═════ Data shown
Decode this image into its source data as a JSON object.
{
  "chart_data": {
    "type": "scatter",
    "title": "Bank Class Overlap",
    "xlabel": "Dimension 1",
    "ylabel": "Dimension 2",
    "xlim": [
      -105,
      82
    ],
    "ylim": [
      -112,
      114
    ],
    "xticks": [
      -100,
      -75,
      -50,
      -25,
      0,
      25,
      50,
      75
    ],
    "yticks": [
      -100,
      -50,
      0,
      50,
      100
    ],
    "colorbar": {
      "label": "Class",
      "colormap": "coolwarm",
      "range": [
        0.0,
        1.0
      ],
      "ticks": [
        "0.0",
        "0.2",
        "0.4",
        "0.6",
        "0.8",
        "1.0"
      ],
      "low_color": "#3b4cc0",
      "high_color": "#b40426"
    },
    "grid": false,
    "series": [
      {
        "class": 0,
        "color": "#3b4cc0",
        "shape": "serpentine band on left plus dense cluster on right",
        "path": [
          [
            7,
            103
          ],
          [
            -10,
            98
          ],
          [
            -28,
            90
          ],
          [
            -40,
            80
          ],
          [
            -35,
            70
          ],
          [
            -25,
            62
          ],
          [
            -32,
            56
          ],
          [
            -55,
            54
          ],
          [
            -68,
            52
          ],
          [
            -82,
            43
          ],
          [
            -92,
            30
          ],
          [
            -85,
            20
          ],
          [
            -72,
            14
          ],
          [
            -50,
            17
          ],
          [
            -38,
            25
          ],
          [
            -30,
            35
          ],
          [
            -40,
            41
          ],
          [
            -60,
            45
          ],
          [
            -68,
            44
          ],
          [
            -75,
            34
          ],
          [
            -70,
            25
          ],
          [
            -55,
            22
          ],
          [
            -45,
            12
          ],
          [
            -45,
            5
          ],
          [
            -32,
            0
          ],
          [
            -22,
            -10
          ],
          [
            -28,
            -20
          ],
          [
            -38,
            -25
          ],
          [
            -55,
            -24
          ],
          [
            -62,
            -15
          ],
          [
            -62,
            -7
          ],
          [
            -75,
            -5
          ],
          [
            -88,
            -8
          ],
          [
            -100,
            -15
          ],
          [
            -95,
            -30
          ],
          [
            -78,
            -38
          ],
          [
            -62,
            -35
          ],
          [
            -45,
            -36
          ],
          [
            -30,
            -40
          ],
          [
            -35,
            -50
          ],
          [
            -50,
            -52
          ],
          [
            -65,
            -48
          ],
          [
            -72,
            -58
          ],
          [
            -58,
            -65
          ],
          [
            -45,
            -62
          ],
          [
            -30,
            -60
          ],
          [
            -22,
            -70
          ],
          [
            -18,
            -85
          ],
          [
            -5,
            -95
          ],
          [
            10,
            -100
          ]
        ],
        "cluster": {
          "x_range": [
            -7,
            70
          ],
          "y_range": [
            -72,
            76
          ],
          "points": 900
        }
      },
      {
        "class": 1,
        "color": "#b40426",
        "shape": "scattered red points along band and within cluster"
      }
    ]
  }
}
══════════
> _What is needed_
Copy every record above exactly as it appears.

> _Solved exercise_
Decode this image into its source data as a JSON object.
{
  "chart_data": {
    "type": "scatter",
    "title": "Bank Class Overlap",
    "xlabel": "Dimension 1",
    "ylabel": "Dimension 2",
    "xlim": [
      -105,
      82
    ],
    "ylim": [
      -112,
      114
    ],
    "xticks": [
      -100,
      -75,
      -50,
      -25,
      0,
      25,
      50,
      75
    ],
    "yticks": [
      -100,
      -50,
      0,
      50,
      100
    ],
    "colorbar": {
      "label": "Class",
      "colormap": "coolwarm",
      "range": [
        0.0,
        1.0
      ],
      "ticks": [
        "0.0",
        "0.2",
        "0.4",
        "0.6",
        "0.8",
        "1.0"
      ],
      "low_color": "#3b4cc0",
      "high_color": "#b40426"
    },
    "grid": false,
    "series": [
      {
        "class": 0,
        "color": "#3b4cc0",
        "shape": "serpentine band on left plus dense cluster on right",
        "path": [
          [
            7,
            103
          ],
          [
            -10,
            98
          ],
          [
            -28,
            90
          ],
          [
            -40,
            80
          ],
          [
            -35,
            70
          ],
          [
            -25,
            62
          ],
          [
            -32,
            56
          ],
          [
            -55,
            54
          ],
          [
            -68,
            52
          ],
          [
            -82,
            43
          ],
          [
            -92,
            30
          ],
          [
            -85,
            20
          ],
          [
            -72,
            14
          ],
          [
            -50,
            17
          ],
          [
            -38,
            25
          ],
          [
            -30,
            35
          ],
          [
            -40,
            41
          ],
          [
            -60,
            45
          ],
          [
            -68,
            44
          ],
          [
            -75,
            34
          ],
          [
            -70,
            25
          ],
          [
            -55,
            22
          ],
          [
            -45,
            12
          ],
          [
            -45,
            5
          ],
          [
            -32,
            0
          ],
          [
            -22,
            -10
          ],
          [
            -28,
            -20
          ],
          [
            -38,
            -25
          ],
          [
            -55,
            -24
          ],
          [
            -62,
            -15
          ],
          [
            -62,
            -7
          ],
          [
            -75,
            -5
          ],
          [
            -88,
            -8
          ],
          [
            -100,
            -15
          ],
          [
            -95,
            -30
          ],
          [
            -78,
            -38
          ],
          [
            -62,
            -35
          ],
          [
            -45,
            -36
          ],
          [
            -30,
            -40
          ],
          [
            -35,
            -50
          ],
          [
            -50,
            -52
          ],
          [
            -65,
            -48
          ],
          [
            -72,
            -58
          ],
          [
            -58,
            -65
          ],
          [
            -45,
            -62
          ],
          [
            -30,
            -60
          ],
          [
            -22,
            -70
          ],
          [
            -18,
            -85
          ],
          [
            -5,
            -95
          ],
          [
            10,
            -100
          ]
        ],
        "cluster": {
          "x_range": [
            -7,
            70
          ],
          "y_range": [
            -72,
            76
          ],
          "points": 900
        }
      },
      {
        "class": 1,
        "color": "#b40426",
        "shape": "scattered red points along band and within cluster"
      }
    ]
  }
}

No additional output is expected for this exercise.